>> begin

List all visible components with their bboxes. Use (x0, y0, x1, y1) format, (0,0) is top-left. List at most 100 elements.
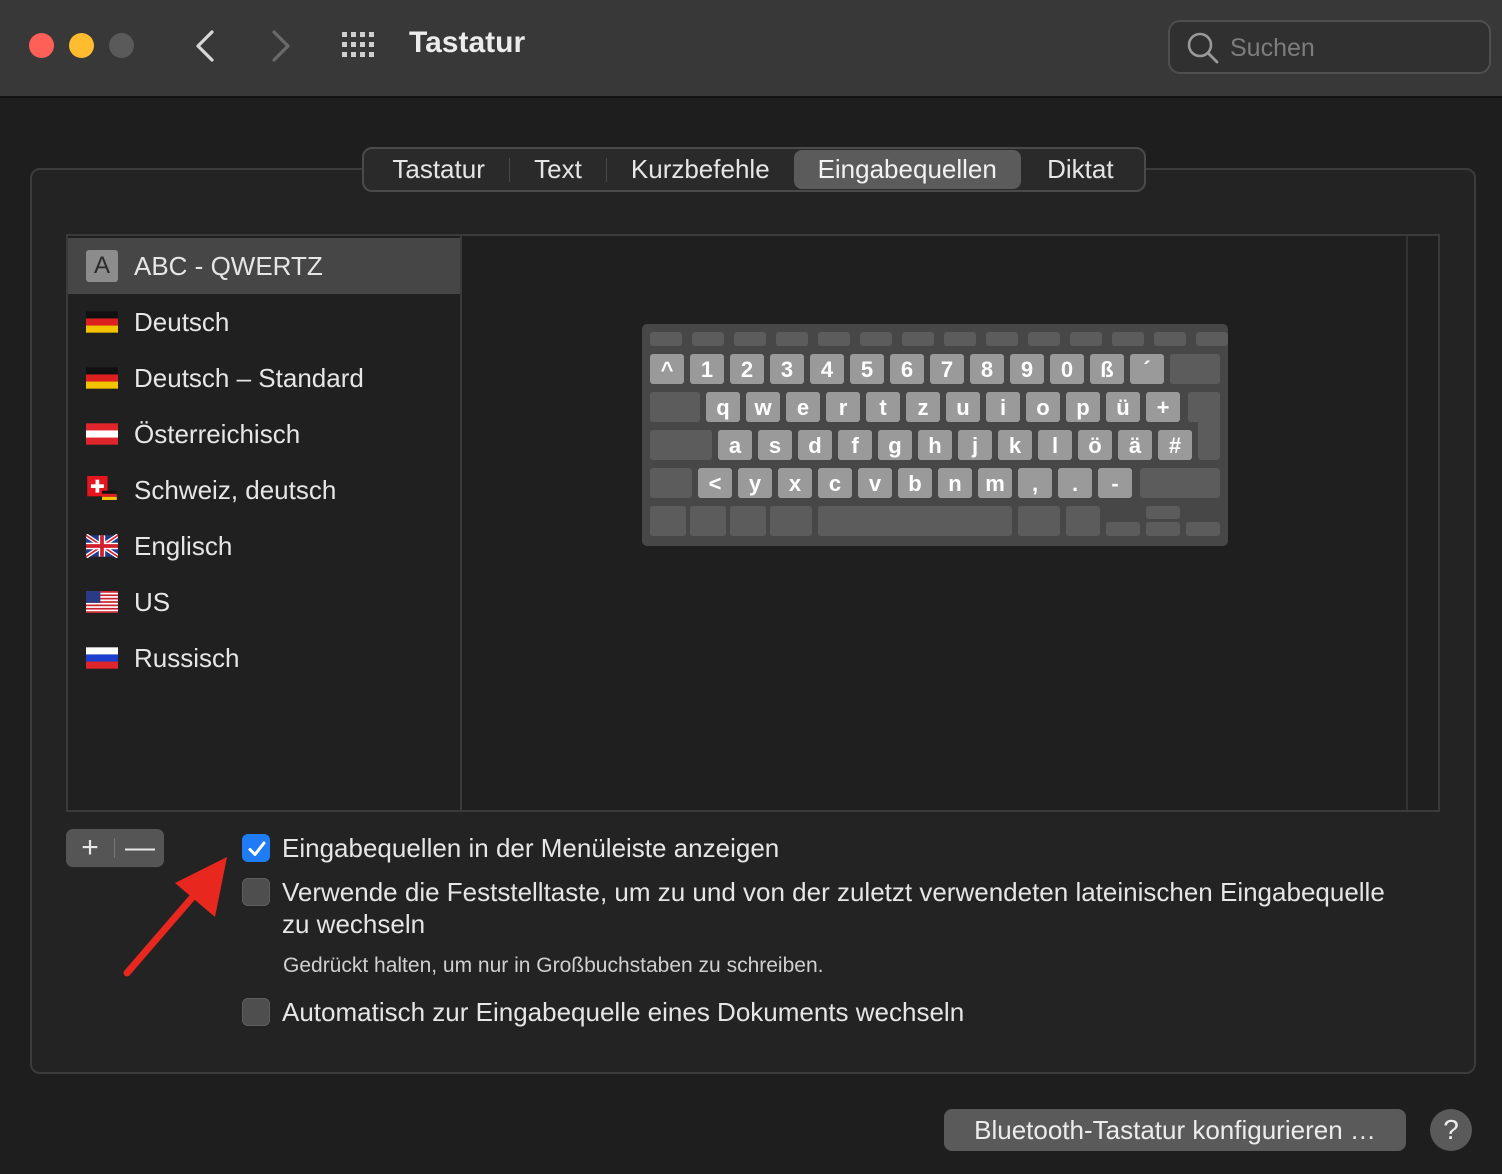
keyboard-key (650, 332, 682, 346)
keyboard-key (1140, 468, 1220, 498)
tab-text[interactable]: Text (510, 150, 606, 189)
keyboard-key-label: ´ (1143, 357, 1150, 382)
red-annotation-arrow-icon (123, 857, 227, 977)
keyboard-key-label: . (1072, 471, 1078, 496)
keyboard-key (1170, 354, 1220, 384)
search-field[interactable] (1168, 20, 1491, 74)
keyboard-key-label: < (709, 471, 722, 496)
list-item-label: Deutsch (134, 306, 230, 337)
tab-bar: Tastatur Text Kurzbefehle Eingabequellen… (362, 147, 1146, 192)
keyboard-key-label: a (729, 433, 742, 458)
list-item-abc-qwertz[interactable]: A ABC - QWERTZ (68, 238, 460, 294)
list-item-russisch[interactable]: Russisch (68, 630, 460, 686)
help-button[interactable]: ? (1430, 1109, 1472, 1151)
keyboard-key (860, 332, 892, 346)
keyboard-key (650, 468, 692, 498)
list-item-schweiz-deutsch[interactable]: Schweiz, deutsch (68, 462, 460, 518)
list-item-label: Englisch (134, 530, 233, 561)
keyboard-key (692, 332, 724, 346)
capslock-switch-checkbox[interactable] (242, 878, 270, 906)
keyboard-key-label: c (829, 471, 841, 496)
keyboard-key-label: 2 (741, 357, 753, 382)
keyboard-key-label: t (879, 395, 887, 420)
configure-bluetooth-keyboard-button[interactable]: Bluetooth-Tastatur konfigurieren … (944, 1109, 1406, 1151)
capslock-switch-label-line2: zu wechseln (282, 909, 426, 939)
keyboard-key-label: l (1052, 433, 1058, 458)
search-icon (1187, 32, 1219, 64)
keyboard-key (1196, 332, 1228, 346)
keyboard-key-label: # (1169, 433, 1181, 458)
tab-tastatur[interactable]: Tastatur (368, 150, 509, 189)
keyboard-key-label: i (1000, 395, 1006, 420)
list-item-oesterreichisch[interactable]: Österreichisch (68, 406, 460, 462)
keyboard-key (776, 332, 808, 346)
keyboard-key-label: n (948, 471, 961, 496)
capslock-hint-text: Gedrückt halten, um nur in Großbuchstabe… (283, 954, 824, 977)
keyboard-key (650, 392, 700, 422)
keyboard-key-label: m (985, 471, 1005, 496)
keyboard-key-label: 7 (941, 357, 953, 382)
list-item-deutsch[interactable]: Deutsch (68, 294, 460, 350)
keyboard-key-label: e (797, 395, 809, 420)
keyboard-key-label: k (1009, 433, 1022, 458)
keyboard-key-label: z (918, 395, 929, 420)
keyboard-key-label: y (749, 471, 762, 496)
list-item-deutsch-standard[interactable]: Deutsch – Standard (68, 350, 460, 406)
input-sources-list[interactable]: A ABC - QWERTZ Deutsch Deutsch – Standar… (68, 236, 462, 810)
tab-diktat[interactable]: Diktat (1021, 150, 1140, 189)
keyboard-key-label: 5 (861, 357, 873, 382)
keyboard-key (650, 430, 712, 460)
back-button[interactable] (186, 26, 226, 66)
show-in-menubar-label: Eingabequellen in der Menüleiste anzeige… (282, 833, 780, 863)
keyboard-key (1154, 332, 1186, 346)
keyboard-key (1198, 392, 1220, 460)
letter-a-icon: A (86, 250, 118, 282)
add-source-button[interactable]: + (66, 829, 114, 867)
keyboard-key (730, 506, 766, 536)
list-item-label: US (134, 586, 171, 617)
keyboard-key-label: g (888, 433, 901, 458)
checkmark-icon (248, 841, 266, 856)
flag-germany-icon (86, 311, 118, 333)
list-item-label: Österreichisch (134, 418, 301, 449)
list-item-label: Schweiz, deutsch (134, 474, 337, 505)
keyboard-key-label: 0 (1061, 357, 1073, 382)
flag-us-icon (86, 591, 118, 613)
forward-button[interactable] (260, 26, 300, 66)
keyboard-key (1186, 522, 1220, 536)
auto-switch-checkbox[interactable] (242, 998, 270, 1026)
keyboard-key-label: u (956, 395, 969, 420)
keyboard-key-label: r (839, 395, 848, 420)
keyboard-key-label: f (851, 433, 859, 458)
keyboard-key (734, 332, 766, 346)
list-item-label: Russisch (134, 642, 240, 673)
keyboard-key-label: 3 (781, 357, 793, 382)
show-in-menubar-checkbox[interactable] (242, 834, 270, 862)
keyboard-key-label: ö (1088, 433, 1101, 458)
keyboard-key-label: h (928, 433, 941, 458)
keyboard-key-label: p (1076, 395, 1089, 420)
show-all-grid-icon[interactable] (340, 30, 380, 60)
list-item-englisch[interactable]: Englisch (68, 518, 460, 574)
keyboard-key-label: ü (1116, 395, 1129, 420)
keyboard-key (650, 506, 686, 536)
list-item-label: Deutsch – Standard (134, 362, 364, 393)
keyboard-key-label: b (908, 471, 921, 496)
window-minimize-button[interactable] (69, 33, 94, 58)
window-zoom-button[interactable] (109, 33, 134, 58)
tab-kurzbefehle[interactable]: Kurzbefehle (607, 150, 794, 189)
flag-switzerland-germany-icon (87, 476, 117, 500)
keyboard-key (1146, 522, 1180, 536)
list-item-us[interactable]: US (68, 574, 460, 630)
keyboard-key (944, 332, 976, 346)
keyboard-key-label: j (971, 433, 978, 458)
preview-scrollbar[interactable] (1406, 236, 1438, 810)
keyboard-key-label: v (869, 471, 882, 496)
flag-russia-icon (86, 647, 118, 669)
window-title: Tastatur (409, 26, 526, 59)
search-input[interactable] (1230, 30, 1480, 66)
tab-eingabequellen[interactable]: Eingabequellen (793, 150, 1021, 189)
keyboard-key-label: 6 (901, 357, 913, 382)
auto-switch-label: Automatisch zur Eingabequelle eines Doku… (282, 997, 965, 1027)
window-close-button[interactable] (29, 33, 54, 58)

>> end

Please update the records above by replacing "bboxes" with "bounding boxes" and changing nothing else. Leave the pictures out of your answer.

#### TASK SOLUTION:
List all visible components with their bounding boxes. Use (x0, y0, x1, y1) format, (0,0) is top-left. List at most 100 elements.
keyboard-key (650, 332, 682, 346)
keyboard-key (1140, 468, 1220, 498)
tab-text[interactable]: Text (510, 150, 606, 189)
keyboard-key-label: ´ (1143, 357, 1150, 382)
red-annotation-arrow-icon (123, 857, 227, 977)
keyboard-key-label: . (1072, 471, 1078, 496)
keyboard-key (1170, 354, 1220, 384)
search-field[interactable] (1168, 20, 1491, 74)
keyboard-key-label: < (709, 471, 722, 496)
list-item-label: Deutsch (134, 306, 230, 337)
tab-bar: Tastatur Text Kurzbefehle Eingabequellen… (362, 147, 1146, 192)
keyboard-key-label: a (729, 433, 742, 458)
list-item-abc-qwertz[interactable]: A ABC - QWERTZ (68, 238, 460, 294)
list-item-russisch[interactable]: Russisch (68, 630, 460, 686)
help-button[interactable]: ? (1430, 1109, 1472, 1151)
keyboard-key (860, 332, 892, 346)
keyboard-key (650, 468, 692, 498)
list-item-schweiz-deutsch[interactable]: Schweiz, deutsch (68, 462, 460, 518)
list-item-label: Englisch (134, 530, 233, 561)
keyboard-key (692, 332, 724, 346)
capslock-switch-checkbox[interactable] (242, 878, 270, 906)
keyboard-key-label: c (829, 471, 841, 496)
keyboard-key-label: 2 (741, 357, 753, 382)
keyboard-key-label: t (879, 395, 887, 420)
configure-bluetooth-keyboard-button[interactable]: Bluetooth-Tastatur konfigurieren … (944, 1109, 1406, 1151)
capslock-switch-label-line2: zu wechseln (282, 909, 426, 939)
keyboard-key-label: l (1052, 433, 1058, 458)
search-icon (1187, 32, 1219, 64)
keyboard-key (1196, 332, 1228, 346)
keyboard-key-label: # (1169, 433, 1181, 458)
tab-tastatur[interactable]: Tastatur (368, 150, 509, 189)
keyboard-key-label: i (1000, 395, 1006, 420)
list-item-oesterreichisch[interactable]: Österreichisch (68, 406, 460, 462)
keyboard-key (776, 332, 808, 346)
keyboard-key-label: n (948, 471, 961, 496)
capslock-hint-text: Gedrückt halten, um nur in Großbuchstabe… (283, 954, 824, 977)
keyboard-key (650, 392, 700, 422)
keyboard-key-label: m (985, 471, 1005, 496)
keyboard-key-label: 7 (941, 357, 953, 382)
list-item-deutsch[interactable]: Deutsch (68, 294, 460, 350)
keyboard-key-label: e (797, 395, 809, 420)
keyboard-key-label: k (1009, 433, 1022, 458)
keyboard-key-label: z (918, 395, 929, 420)
keyboard-key-label: y (749, 471, 762, 496)
list-item-deutsch-standard[interactable]: Deutsch – Standard (68, 350, 460, 406)
input-sources-list[interactable]: A ABC - QWERTZ Deutsch Deutsch – Standar… (68, 236, 462, 810)
tab-diktat[interactable]: Diktat (1021, 150, 1140, 189)
keyboard-key-label: 5 (861, 357, 873, 382)
keyboard-key (650, 430, 712, 460)
back-button[interactable] (186, 26, 226, 66)
show-in-menubar-label: Eingabequellen in der Menüleiste anzeige… (282, 833, 780, 863)
keyboard-key (1154, 332, 1186, 346)
keyboard-key (1198, 392, 1220, 460)
letter-a-icon: A (86, 250, 118, 282)
add-source-button[interactable]: + (66, 829, 114, 867)
keyboard-key (730, 506, 766, 536)
list-item-label: US (134, 586, 171, 617)
keyboard-key-label: g (888, 433, 901, 458)
checkmark-icon (248, 841, 266, 856)
flag-germany-icon (86, 311, 118, 333)
list-item-label: Österreichisch (134, 418, 301, 449)
list-item-label: Schweiz, deutsch (134, 474, 337, 505)
keyboard-key-label: 0 (1061, 357, 1073, 382)
flag-us-icon (86, 591, 118, 613)
forward-button[interactable] (260, 26, 300, 66)
keyboard-key (1186, 522, 1220, 536)
auto-switch-checkbox[interactable] (242, 998, 270, 1026)
keyboard-key-label: u (956, 395, 969, 420)
keyboard-key-label: r (839, 395, 848, 420)
keyboard-key-label: f (851, 433, 859, 458)
keyboard-key (734, 332, 766, 346)
list-item-label: Russisch (134, 642, 240, 673)
keyboard-key-label: 3 (781, 357, 793, 382)
show-in-menubar-checkbox[interactable] (242, 834, 270, 862)
keyboard-key-label: ö (1088, 433, 1101, 458)
keyboard-key-label: h (928, 433, 941, 458)
keyboard-key-label: p (1076, 395, 1089, 420)
show-all-grid-icon[interactable] (340, 30, 380, 60)
list-item-englisch[interactable]: Englisch (68, 518, 460, 574)
keyboard-key-label: ü (1116, 395, 1129, 420)
keyboard-key (650, 506, 686, 536)
list-item-label: Deutsch – Standard (134, 362, 364, 393)
keyboard-key-label: b (908, 471, 921, 496)
window-minimize-button[interactable] (69, 33, 94, 58)
window-zoom-button[interactable] (109, 33, 134, 58)
tab-kurzbefehle[interactable]: Kurzbefehle (607, 150, 794, 189)
flag-switzerland-germany-icon (87, 476, 117, 500)
keyboard-key (1146, 522, 1180, 536)
list-item-us[interactable]: US (68, 574, 460, 630)
keyboard-key (944, 332, 976, 346)
keyboard-key-label: j (971, 433, 978, 458)
preview-scrollbar[interactable] (1406, 236, 1438, 810)
keyboard-key-label: v (869, 471, 882, 496)
flag-russia-icon (86, 647, 118, 669)
window-title: Tastatur (409, 26, 526, 59)
search-input[interactable] (1230, 30, 1480, 66)
tab-eingabequellen[interactable]: Eingabequellen (793, 150, 1021, 189)
keyboard-key-label: 6 (901, 357, 913, 382)
auto-switch-label: Automatisch zur Eingabequelle eines Doku… (282, 997, 965, 1027)
window-close-button[interactable] (29, 33, 54, 58)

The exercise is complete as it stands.